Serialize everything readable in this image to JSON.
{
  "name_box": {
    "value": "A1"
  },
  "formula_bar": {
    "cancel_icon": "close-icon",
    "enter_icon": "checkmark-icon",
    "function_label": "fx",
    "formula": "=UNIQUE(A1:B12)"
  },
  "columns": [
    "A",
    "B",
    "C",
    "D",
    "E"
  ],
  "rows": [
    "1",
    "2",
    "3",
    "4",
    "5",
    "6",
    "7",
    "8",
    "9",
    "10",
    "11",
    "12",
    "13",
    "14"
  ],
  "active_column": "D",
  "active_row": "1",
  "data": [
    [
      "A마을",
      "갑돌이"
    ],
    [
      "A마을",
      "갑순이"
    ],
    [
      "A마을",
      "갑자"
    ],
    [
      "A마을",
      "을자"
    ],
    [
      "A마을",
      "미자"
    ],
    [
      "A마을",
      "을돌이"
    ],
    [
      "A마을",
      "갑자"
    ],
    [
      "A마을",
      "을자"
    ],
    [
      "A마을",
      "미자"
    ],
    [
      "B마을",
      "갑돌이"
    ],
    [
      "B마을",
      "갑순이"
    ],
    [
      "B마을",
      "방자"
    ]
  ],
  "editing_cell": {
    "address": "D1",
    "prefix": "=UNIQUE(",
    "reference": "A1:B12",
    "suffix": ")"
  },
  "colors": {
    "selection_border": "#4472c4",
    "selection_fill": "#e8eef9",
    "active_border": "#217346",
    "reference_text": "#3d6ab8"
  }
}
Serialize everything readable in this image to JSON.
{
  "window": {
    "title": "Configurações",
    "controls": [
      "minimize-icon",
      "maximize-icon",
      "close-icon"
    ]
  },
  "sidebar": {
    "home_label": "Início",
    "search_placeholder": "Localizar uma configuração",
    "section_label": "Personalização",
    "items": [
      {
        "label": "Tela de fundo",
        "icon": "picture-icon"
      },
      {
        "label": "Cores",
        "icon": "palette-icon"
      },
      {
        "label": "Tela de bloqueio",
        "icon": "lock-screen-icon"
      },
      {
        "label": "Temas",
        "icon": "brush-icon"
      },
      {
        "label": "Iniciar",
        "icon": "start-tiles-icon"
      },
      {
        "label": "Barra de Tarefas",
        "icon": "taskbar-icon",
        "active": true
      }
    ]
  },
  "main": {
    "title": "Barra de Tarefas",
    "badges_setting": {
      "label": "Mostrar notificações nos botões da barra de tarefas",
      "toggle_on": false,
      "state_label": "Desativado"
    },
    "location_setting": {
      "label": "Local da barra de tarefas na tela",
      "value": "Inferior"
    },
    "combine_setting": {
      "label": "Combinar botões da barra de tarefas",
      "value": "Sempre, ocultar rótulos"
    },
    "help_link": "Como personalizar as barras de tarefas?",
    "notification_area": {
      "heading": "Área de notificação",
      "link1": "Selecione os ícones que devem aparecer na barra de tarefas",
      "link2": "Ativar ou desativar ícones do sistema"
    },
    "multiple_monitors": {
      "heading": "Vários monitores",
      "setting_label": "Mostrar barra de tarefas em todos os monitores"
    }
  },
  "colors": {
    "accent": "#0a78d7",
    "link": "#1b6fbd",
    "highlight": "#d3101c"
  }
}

* * * *

Please output the entire listing exactly as it stands.

Serialize everything readable in this image to JSON.
{
  "name_box": {
    "value": "A1"
  },
  "formula_bar": {
    "cancel_icon": "close-icon",
    "enter_icon": "checkmark-icon",
    "function_label": "fx",
    "formula": "=UNIQUE(A1:B12)"
  },
  "columns": [
    "A",
    "B",
    "C",
    "D",
    "E"
  ],
  "rows": [
    "1",
    "2",
    "3",
    "4",
    "5",
    "6",
    "7",
    "8",
    "9",
    "10",
    "11",
    "12",
    "13",
    "14"
  ],
  "active_column": "D",
  "active_row": "1",
  "data": [
    [
      "A마을",
      "갑돌이"
    ],
    [
      "A마을",
      "갑순이"
    ],
    [
      "A마을",
      "갑자"
    ],
    [
      "A마을",
      "을자"
    ],
    [
      "A마을",
      "미자"
    ],
    [
      "A마을",
      "을돌이"
    ],
    [
      "A마을",
      "갑자"
    ],
    [
      "A마을",
      "을자"
    ],
    [
      "A마을",
      "미자"
    ],
    [
      "B마을",
      "갑돌이"
    ],
    [
      "B마을",
      "갑순이"
    ],
    [
      "B마을",
      "방자"
    ]
  ],
  "editing_cell": {
    "address": "D1",
    "prefix": "=UNIQUE(",
    "reference": "A1:B12",
    "suffix": ")"
  },
  "colors": {
    "selection_border": "#4472c4",
    "selection_fill": "#e8eef9",
    "active_border": "#217346",
    "reference_text": "#3d6ab8"
  }
}
Serialize everything readable in this image to JSON.
{
  "window": {
    "title": "Configurações",
    "controls": [
      "minimize-icon",
      "maximize-icon",
      "close-icon"
    ]
  },
  "sidebar": {
    "home_label": "Início",
    "search_placeholder": "Localizar uma configuração",
    "section_label": "Personalização",
    "items": [
      {
        "label": "Tela de fundo",
        "icon": "picture-icon"
      },
      {
        "label": "Cores",
        "icon": "palette-icon"
      },
      {
        "label": "Tela de bloqueio",
        "icon": "lock-screen-icon"
      },
      {
        "label": "Temas",
        "icon": "brush-icon"
      },
      {
        "label": "Iniciar",
        "icon": "start-tiles-icon"
      },
      {
        "label": "Barra de Tarefas",
        "icon": "taskbar-icon",
        "active": true
      }
    ]
  },
  "main": {
    "title": "Barra de Tarefas",
    "badges_setting": {
      "label": "Mostrar notificações nos botões da barra de tarefas",
      "toggle_on": false,
      "state_label": "Desativado"
    },
    "location_setting": {
      "label": "Local da barra de tarefas na tela",
      "value": "Inferior"
    },
    "combine_setting": {
      "label": "Combinar botões da barra de tarefas",
      "value": "Sempre, ocultar rótulos"
    },
    "help_link": "Como personalizar as barras de tarefas?",
    "notification_area": {
      "heading": "Área de notificação",
      "link1": "Selecione os ícones que devem aparecer na barra de tarefas",
      "link2": "Ativar ou desativar ícones do sistema"
    },
    "multiple_monitors": {
      "heading": "Vários monitores",
      "setting_label": "Mostrar barra de tarefas em todos os monitores"
    }
  },
  "colors": {
    "accent": "#0a78d7",
    "link": "#1b6fbd",
    "highlight": "#d3101c"
  }
}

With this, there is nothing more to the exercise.